------ RECORDED DATA ------

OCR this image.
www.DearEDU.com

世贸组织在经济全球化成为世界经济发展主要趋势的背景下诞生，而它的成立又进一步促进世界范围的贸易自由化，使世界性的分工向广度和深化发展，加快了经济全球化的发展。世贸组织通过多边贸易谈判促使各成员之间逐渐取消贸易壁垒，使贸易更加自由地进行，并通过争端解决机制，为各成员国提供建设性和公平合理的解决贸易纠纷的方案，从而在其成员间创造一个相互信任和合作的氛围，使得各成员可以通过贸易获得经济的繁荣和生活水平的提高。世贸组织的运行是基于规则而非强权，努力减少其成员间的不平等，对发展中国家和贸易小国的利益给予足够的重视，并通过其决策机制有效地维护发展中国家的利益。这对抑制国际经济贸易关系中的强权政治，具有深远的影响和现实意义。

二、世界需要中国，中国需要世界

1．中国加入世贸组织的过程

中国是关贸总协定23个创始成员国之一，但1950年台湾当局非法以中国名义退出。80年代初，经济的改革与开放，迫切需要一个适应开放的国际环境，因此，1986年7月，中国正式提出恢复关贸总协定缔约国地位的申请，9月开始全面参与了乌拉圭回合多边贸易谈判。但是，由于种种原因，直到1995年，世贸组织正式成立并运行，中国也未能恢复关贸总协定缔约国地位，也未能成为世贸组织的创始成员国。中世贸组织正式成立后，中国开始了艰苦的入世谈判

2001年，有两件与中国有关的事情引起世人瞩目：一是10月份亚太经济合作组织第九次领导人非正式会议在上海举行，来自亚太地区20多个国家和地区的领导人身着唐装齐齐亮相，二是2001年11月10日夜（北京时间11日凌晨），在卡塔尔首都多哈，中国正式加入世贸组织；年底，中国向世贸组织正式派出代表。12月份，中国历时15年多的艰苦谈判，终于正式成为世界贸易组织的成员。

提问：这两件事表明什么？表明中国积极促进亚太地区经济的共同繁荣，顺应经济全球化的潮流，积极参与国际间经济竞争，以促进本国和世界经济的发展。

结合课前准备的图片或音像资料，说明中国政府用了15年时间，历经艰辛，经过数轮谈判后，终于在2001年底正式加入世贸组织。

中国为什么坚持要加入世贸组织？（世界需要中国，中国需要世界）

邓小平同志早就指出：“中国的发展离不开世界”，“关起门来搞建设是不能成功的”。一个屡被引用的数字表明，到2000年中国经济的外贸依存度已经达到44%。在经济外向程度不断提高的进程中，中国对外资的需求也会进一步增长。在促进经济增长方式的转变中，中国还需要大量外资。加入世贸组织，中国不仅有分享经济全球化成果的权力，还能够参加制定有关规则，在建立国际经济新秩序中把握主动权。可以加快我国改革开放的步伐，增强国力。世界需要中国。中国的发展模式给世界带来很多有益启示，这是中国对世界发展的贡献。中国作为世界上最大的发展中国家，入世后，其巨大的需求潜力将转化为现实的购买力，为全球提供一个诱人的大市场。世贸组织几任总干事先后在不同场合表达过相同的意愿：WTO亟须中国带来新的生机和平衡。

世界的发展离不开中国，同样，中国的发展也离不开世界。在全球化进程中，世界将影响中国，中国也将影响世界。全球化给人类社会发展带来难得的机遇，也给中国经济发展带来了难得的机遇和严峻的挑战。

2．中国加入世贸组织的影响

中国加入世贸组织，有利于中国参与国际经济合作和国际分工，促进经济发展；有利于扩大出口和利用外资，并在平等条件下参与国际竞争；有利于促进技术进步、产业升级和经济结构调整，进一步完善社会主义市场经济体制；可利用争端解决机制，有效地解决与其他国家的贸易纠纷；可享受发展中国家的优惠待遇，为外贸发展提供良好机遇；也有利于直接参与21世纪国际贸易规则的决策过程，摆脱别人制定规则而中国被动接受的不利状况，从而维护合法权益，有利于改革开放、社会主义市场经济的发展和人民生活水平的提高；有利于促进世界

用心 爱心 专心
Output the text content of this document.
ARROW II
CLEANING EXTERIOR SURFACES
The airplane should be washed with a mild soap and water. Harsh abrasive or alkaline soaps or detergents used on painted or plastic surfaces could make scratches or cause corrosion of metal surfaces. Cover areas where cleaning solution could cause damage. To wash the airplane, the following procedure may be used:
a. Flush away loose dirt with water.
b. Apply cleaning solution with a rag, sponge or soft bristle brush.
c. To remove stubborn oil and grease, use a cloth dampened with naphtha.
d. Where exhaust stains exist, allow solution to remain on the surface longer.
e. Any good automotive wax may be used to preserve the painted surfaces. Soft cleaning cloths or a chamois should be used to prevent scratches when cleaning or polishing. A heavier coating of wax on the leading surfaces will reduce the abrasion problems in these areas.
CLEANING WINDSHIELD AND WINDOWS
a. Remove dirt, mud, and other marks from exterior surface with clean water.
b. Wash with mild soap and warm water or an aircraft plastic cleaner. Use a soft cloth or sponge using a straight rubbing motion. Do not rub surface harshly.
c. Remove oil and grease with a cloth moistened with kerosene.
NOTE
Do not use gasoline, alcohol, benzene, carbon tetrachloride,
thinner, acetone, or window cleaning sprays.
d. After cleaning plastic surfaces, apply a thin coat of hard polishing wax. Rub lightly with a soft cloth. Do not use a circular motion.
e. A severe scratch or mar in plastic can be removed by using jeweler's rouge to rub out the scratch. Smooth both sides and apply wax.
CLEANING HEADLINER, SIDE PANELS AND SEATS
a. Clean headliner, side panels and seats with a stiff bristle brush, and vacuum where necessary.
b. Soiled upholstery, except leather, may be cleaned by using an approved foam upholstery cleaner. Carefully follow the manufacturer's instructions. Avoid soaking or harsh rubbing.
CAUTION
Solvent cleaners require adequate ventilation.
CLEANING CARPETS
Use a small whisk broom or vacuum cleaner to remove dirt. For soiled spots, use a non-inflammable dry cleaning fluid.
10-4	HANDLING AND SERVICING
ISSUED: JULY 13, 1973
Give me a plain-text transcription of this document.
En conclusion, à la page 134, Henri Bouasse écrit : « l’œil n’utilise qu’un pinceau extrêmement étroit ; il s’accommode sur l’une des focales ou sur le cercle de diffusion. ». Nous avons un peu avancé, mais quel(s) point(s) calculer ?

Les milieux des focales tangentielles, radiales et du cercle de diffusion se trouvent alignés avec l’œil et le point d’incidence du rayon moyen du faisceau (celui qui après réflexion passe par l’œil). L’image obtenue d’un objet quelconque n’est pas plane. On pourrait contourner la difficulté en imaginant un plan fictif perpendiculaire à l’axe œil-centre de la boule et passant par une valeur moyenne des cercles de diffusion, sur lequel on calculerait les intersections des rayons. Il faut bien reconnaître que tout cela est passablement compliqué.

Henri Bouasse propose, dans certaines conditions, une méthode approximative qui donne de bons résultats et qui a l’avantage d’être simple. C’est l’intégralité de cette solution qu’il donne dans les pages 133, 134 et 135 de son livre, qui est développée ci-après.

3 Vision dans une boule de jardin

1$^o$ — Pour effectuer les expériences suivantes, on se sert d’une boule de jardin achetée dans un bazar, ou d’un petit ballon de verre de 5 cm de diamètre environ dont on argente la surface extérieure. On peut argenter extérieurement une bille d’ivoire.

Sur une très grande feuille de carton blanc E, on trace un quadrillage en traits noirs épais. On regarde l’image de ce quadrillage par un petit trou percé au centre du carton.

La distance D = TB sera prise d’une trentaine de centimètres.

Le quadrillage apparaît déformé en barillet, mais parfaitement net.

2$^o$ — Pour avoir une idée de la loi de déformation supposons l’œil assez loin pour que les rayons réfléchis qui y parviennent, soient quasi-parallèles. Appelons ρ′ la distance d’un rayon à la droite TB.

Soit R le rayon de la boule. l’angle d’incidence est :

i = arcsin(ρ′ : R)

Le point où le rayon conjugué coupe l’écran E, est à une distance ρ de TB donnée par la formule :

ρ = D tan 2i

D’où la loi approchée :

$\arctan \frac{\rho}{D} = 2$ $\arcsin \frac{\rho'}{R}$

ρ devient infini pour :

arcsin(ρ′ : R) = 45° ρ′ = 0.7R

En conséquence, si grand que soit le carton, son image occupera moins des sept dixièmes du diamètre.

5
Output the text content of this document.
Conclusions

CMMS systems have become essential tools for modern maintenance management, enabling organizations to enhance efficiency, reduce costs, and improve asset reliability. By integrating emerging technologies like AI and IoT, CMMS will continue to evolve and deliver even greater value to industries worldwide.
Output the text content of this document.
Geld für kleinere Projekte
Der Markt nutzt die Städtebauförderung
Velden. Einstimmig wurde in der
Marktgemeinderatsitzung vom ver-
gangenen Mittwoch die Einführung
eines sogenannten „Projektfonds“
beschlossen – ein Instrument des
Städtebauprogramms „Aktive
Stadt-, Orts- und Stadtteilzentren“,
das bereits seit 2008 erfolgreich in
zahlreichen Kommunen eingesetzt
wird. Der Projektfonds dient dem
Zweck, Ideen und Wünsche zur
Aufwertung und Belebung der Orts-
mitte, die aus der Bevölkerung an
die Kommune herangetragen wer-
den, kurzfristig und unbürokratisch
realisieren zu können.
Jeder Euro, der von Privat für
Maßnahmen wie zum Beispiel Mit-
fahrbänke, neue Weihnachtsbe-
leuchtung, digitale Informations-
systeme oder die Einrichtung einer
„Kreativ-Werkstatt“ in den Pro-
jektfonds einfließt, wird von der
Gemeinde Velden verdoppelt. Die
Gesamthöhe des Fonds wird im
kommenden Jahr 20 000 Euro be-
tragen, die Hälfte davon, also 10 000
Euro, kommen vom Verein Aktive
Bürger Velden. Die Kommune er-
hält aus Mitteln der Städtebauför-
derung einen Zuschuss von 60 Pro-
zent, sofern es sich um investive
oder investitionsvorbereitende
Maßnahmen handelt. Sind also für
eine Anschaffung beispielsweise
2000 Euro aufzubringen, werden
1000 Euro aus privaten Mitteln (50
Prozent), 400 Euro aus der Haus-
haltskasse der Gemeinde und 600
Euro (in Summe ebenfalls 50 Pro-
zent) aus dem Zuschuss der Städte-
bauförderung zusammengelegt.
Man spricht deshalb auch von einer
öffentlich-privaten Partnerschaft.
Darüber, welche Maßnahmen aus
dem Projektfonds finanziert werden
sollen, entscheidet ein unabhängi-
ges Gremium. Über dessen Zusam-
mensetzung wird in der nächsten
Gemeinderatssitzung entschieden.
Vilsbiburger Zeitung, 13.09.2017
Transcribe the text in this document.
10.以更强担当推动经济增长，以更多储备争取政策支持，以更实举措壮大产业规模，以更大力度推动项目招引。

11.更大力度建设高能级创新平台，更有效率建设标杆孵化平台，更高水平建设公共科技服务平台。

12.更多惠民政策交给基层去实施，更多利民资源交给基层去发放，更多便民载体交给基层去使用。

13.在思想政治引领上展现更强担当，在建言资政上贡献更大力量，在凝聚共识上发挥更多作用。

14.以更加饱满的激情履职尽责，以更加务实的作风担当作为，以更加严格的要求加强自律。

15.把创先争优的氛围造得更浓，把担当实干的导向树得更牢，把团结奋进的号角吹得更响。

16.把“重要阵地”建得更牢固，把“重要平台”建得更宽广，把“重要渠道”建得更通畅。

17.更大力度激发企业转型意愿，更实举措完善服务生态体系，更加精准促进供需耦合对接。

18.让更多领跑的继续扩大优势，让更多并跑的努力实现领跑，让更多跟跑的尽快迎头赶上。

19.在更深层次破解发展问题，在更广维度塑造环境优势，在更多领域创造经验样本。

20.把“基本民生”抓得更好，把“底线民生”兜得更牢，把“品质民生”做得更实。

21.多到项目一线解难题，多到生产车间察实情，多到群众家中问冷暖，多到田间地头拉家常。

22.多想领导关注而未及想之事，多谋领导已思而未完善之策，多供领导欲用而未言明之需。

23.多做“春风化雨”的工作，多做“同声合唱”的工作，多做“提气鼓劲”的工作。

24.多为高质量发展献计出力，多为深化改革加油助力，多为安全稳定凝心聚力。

------

- EXERCISE
Look over the material above and show each line where "vacuum" appears.

- WRITTEN RESPONSE
a. Clean headliner, side panels and seats with a stiff bristle brush, and vacuum where necessary.
Use a small whisk broom or vacuum cleaner to remove dirt. For soiled spots, use a non-inflammable dry cleaning fluid.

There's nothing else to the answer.